## EXERCISE REQUIREMENTS
Examine the material below. Gather every line in which the string "термины" appears.

## LISTING
** Start **
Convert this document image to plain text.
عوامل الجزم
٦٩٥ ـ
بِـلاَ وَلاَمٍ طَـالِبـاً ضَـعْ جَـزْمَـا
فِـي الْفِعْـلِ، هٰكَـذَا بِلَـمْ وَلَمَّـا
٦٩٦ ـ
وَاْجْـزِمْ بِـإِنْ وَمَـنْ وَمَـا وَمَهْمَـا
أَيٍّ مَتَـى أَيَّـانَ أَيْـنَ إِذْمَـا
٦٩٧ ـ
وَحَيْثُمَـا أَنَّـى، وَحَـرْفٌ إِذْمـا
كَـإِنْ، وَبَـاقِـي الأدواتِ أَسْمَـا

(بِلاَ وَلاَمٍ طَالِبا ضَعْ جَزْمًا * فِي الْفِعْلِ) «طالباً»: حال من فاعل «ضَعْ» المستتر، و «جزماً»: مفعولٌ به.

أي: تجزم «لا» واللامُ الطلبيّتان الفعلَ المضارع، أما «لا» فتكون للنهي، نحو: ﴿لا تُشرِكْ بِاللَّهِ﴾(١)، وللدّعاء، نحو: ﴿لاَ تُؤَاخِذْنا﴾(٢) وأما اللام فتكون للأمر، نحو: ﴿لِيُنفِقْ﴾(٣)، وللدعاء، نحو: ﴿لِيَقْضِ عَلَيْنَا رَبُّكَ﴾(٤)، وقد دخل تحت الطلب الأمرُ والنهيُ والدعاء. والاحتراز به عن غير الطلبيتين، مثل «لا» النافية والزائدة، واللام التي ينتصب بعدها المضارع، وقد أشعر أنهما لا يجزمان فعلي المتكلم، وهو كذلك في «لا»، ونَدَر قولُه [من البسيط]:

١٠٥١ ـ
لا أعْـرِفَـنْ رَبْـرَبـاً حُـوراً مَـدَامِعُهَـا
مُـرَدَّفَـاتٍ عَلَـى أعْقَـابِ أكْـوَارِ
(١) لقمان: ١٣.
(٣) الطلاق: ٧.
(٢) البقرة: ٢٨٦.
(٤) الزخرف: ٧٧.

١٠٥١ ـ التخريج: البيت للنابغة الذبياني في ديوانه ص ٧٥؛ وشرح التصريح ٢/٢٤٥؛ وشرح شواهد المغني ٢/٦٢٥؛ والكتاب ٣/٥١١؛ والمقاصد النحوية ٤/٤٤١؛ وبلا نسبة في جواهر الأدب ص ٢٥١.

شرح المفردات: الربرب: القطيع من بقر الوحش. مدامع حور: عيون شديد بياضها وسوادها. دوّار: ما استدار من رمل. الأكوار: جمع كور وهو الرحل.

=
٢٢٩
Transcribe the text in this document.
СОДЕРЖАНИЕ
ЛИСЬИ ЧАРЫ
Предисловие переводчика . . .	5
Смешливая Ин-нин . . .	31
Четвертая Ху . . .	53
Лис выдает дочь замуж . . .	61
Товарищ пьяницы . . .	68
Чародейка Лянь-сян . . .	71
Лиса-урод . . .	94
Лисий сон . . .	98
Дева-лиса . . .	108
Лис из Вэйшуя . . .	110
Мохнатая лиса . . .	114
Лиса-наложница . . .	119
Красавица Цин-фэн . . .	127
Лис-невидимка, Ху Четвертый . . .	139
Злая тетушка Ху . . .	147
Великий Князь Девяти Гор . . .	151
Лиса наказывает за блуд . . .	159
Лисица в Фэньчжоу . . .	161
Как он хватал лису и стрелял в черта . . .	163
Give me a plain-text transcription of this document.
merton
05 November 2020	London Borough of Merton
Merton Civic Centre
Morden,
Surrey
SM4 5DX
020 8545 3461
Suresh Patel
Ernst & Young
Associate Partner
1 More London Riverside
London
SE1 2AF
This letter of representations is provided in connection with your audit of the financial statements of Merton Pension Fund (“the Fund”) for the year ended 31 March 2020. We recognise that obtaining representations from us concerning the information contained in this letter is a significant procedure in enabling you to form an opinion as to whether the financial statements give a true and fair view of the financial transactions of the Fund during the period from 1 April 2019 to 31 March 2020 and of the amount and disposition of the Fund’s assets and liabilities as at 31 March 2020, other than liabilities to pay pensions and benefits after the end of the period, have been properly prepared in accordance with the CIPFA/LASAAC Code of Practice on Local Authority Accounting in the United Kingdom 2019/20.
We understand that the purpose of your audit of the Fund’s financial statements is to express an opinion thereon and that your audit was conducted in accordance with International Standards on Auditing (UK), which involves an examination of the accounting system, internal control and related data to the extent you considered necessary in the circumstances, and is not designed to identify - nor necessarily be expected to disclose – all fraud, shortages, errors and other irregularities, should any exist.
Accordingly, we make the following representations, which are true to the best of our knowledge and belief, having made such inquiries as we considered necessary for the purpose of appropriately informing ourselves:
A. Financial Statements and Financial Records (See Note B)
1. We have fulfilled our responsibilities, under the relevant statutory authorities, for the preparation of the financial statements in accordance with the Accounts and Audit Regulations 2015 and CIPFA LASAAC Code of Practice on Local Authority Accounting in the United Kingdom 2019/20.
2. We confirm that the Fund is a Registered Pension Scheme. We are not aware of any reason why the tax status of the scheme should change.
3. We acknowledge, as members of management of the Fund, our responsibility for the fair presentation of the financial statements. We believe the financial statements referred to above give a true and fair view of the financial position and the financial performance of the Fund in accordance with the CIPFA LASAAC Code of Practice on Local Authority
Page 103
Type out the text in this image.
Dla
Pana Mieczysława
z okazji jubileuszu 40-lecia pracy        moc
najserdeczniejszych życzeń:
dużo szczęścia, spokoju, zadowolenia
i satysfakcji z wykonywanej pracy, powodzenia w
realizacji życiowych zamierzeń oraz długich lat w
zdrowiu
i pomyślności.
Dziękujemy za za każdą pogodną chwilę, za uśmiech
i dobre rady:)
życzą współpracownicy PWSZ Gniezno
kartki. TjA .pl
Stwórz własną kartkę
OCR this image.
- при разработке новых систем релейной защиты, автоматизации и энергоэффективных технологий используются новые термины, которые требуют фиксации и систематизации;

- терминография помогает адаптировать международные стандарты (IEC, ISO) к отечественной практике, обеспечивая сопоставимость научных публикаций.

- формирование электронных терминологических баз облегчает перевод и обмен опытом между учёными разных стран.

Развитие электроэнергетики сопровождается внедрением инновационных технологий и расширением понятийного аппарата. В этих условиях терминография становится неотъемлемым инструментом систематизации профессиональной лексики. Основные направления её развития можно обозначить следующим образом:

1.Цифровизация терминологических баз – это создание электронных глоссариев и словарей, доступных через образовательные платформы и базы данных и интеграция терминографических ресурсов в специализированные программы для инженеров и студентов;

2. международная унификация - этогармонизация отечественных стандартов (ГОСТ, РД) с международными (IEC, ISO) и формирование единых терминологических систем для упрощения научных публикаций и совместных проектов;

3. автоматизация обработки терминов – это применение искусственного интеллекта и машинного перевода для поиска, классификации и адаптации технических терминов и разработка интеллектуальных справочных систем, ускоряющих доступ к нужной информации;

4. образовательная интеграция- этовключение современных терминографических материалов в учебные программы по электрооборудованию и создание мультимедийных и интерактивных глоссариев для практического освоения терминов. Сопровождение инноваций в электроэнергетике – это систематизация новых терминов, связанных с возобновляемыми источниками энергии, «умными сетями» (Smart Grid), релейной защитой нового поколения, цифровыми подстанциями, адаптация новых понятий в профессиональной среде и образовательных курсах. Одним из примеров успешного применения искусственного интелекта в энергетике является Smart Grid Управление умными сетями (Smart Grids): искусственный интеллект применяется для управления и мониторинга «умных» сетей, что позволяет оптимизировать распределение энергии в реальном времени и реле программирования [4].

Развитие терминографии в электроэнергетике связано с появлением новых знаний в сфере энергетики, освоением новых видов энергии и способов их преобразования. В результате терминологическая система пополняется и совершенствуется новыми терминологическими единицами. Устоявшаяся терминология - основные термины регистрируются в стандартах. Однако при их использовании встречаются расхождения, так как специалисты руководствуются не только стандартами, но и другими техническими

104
** End **
## EXERCISE RESULT
- при разработке новых систем релейной защиты, автоматизации и энергоэффективных технологий используются новые термины, которые требуют фиксации и систематизации;
Развитие терминографии в электроэнергетике связано с появлением новых знаний в сфере энергетики, освоением новых видов энергии и способов их преобразования. В результате терминологическая система пополняется и совершенствуется новыми терминологическими единицами. Устоявшаяся терминология - основные термины регистрируются в стандартах. Однако при их использовании встречаются расхождения, так как специалисты руководствуются не только стандартами, но и другими техническими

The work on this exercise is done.